Dataset items:
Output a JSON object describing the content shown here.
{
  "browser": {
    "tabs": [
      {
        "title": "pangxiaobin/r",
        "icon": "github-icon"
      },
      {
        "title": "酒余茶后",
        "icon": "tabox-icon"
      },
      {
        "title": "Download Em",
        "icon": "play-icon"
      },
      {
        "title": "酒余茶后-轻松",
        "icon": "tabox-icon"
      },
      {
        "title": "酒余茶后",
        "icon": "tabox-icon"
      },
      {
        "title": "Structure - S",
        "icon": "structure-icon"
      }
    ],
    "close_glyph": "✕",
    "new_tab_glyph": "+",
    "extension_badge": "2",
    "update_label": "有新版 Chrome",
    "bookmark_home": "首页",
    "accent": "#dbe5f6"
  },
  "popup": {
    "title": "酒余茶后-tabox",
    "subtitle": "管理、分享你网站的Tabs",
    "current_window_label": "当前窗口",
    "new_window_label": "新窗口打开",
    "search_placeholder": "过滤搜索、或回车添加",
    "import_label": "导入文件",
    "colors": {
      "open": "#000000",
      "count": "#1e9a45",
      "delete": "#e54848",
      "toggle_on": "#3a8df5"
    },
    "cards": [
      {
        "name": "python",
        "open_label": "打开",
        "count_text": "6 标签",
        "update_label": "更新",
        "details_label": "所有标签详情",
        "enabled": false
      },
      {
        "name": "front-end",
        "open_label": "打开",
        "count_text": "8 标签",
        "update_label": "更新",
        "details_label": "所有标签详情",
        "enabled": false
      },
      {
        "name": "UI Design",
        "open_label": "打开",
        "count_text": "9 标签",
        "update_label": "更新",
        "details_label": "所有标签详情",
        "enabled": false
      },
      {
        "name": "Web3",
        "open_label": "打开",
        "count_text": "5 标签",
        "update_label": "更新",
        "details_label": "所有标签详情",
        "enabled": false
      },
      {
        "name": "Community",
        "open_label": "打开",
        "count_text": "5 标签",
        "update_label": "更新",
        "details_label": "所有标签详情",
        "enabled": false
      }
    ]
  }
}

--

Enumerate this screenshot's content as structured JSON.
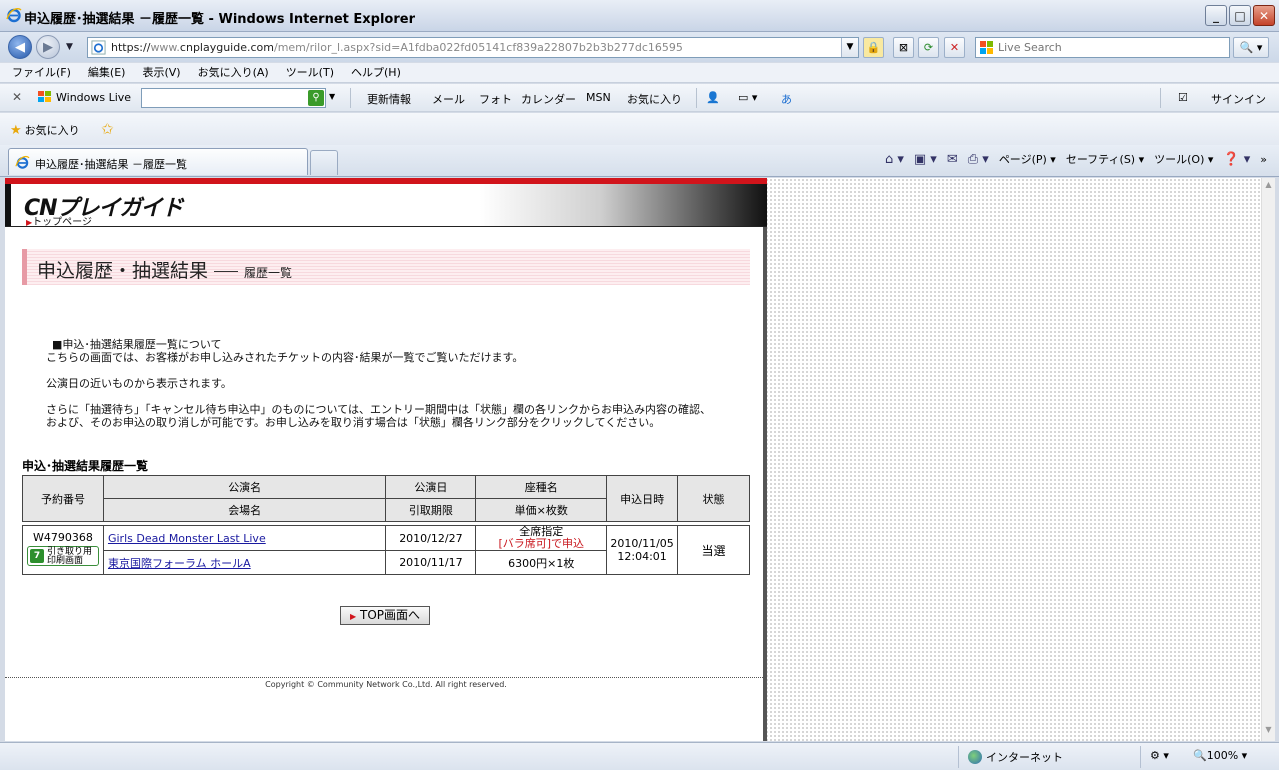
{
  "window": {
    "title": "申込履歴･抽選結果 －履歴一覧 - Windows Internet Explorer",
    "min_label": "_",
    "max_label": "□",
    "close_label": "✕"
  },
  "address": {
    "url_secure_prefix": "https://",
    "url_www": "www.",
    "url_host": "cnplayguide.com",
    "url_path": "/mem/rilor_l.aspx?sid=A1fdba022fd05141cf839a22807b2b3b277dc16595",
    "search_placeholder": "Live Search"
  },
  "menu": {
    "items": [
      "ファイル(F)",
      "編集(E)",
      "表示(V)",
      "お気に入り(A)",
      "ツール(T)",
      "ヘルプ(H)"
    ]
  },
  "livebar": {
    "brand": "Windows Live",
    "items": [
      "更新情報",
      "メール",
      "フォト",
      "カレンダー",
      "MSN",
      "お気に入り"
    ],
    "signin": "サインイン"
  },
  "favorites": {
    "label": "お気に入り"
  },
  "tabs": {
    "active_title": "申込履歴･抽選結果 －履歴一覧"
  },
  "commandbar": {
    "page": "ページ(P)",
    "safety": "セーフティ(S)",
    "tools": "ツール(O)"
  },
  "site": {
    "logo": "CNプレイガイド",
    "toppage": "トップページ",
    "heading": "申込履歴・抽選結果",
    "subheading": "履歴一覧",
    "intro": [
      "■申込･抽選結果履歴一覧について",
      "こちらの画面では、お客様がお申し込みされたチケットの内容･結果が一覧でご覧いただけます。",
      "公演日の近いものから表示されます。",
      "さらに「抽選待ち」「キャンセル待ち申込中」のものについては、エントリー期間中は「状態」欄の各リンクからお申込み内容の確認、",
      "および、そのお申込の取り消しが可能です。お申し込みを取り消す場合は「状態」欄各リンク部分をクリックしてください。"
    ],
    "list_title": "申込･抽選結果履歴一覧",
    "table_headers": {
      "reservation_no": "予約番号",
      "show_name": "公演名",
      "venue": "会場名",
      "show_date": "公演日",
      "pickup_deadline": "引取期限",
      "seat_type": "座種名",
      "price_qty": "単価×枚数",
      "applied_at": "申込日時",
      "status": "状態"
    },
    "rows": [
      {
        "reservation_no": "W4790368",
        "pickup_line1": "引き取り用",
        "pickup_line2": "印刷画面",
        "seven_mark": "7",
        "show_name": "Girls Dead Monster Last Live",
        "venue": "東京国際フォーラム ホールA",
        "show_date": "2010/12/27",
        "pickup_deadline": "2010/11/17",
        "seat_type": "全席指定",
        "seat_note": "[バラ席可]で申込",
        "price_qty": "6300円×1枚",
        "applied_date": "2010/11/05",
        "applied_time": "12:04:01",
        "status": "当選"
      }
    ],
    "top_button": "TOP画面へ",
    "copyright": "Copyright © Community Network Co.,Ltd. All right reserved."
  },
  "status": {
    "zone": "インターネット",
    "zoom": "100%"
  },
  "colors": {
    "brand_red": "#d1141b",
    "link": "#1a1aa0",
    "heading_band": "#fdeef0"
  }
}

◆ WHAT NEEDS TO BE DONE
Scan the material above. Extract every line in which the word "content" occurs.

◆ SOLVED PROBLEM
Output a JSON object describing the content shown here.
Enumerate this screenshot's content as structured JSON.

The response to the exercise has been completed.